• Written task: Copy out each line of the material below that holds the string "generación".

• Supplied records:
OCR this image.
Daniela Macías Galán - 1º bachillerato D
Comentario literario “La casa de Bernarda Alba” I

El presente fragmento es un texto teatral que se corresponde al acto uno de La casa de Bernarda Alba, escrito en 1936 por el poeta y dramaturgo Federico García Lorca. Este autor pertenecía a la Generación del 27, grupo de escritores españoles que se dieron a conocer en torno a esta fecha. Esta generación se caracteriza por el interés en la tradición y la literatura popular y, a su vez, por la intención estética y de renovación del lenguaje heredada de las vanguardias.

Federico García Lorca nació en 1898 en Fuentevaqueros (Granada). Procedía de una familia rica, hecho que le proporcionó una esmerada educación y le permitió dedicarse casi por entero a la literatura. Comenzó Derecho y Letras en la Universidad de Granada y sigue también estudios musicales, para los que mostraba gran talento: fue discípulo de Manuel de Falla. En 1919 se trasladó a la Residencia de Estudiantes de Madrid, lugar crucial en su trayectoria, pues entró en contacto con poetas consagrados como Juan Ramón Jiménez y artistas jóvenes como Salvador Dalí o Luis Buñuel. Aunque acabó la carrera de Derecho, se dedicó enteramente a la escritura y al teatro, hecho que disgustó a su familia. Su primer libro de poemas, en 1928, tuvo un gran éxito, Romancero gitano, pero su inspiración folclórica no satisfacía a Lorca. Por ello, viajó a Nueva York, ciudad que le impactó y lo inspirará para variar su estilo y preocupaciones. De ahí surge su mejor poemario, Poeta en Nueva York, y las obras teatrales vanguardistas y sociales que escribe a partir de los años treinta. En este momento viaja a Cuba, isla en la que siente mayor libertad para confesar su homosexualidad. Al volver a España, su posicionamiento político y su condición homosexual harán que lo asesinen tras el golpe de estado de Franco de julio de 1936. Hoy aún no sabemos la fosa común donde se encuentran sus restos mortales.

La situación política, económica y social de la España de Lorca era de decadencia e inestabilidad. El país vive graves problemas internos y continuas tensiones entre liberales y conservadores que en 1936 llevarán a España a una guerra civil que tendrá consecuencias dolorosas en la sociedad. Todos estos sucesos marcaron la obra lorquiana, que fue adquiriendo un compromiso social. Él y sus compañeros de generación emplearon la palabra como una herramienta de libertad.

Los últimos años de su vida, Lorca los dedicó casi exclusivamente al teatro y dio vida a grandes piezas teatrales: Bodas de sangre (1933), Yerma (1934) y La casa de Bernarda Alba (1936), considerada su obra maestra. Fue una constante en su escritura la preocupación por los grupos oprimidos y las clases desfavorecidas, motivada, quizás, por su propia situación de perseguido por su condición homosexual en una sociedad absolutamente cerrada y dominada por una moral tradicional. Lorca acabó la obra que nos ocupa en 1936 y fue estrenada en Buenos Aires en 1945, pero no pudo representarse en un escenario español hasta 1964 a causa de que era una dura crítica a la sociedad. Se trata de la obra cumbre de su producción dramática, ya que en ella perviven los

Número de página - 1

• Response:
El presente fragmento es un texto teatral que se corresponde al acto uno de La casa de Bernarda Alba, escrito en 1936 por el poeta y dramaturgo Federico García Lorca. Este autor pertenecía a la Generación del 27, grupo de escritores españoles que se dieron a conocer en torno a esta fecha. Esta generación se caracteriza por el interés en la tradición y la literatura popular y, a su vez, por la intención estética y de renovación del lenguaje heredada de las vanguardias.
La situación política, económica y social de la España de Lorca era de decadencia e inestabilidad. El país vive graves problemas internos y continuas tensiones entre liberales y conservadores que en 1936 llevarán a España a una guerra civil que tendrá consecuencias dolorosas en la sociedad. Todos estos sucesos marcaron la obra lorquiana, que fue adquiriendo un compromiso social. Él y sus compañeros de generación emplearon la palabra como una herramienta de libertad.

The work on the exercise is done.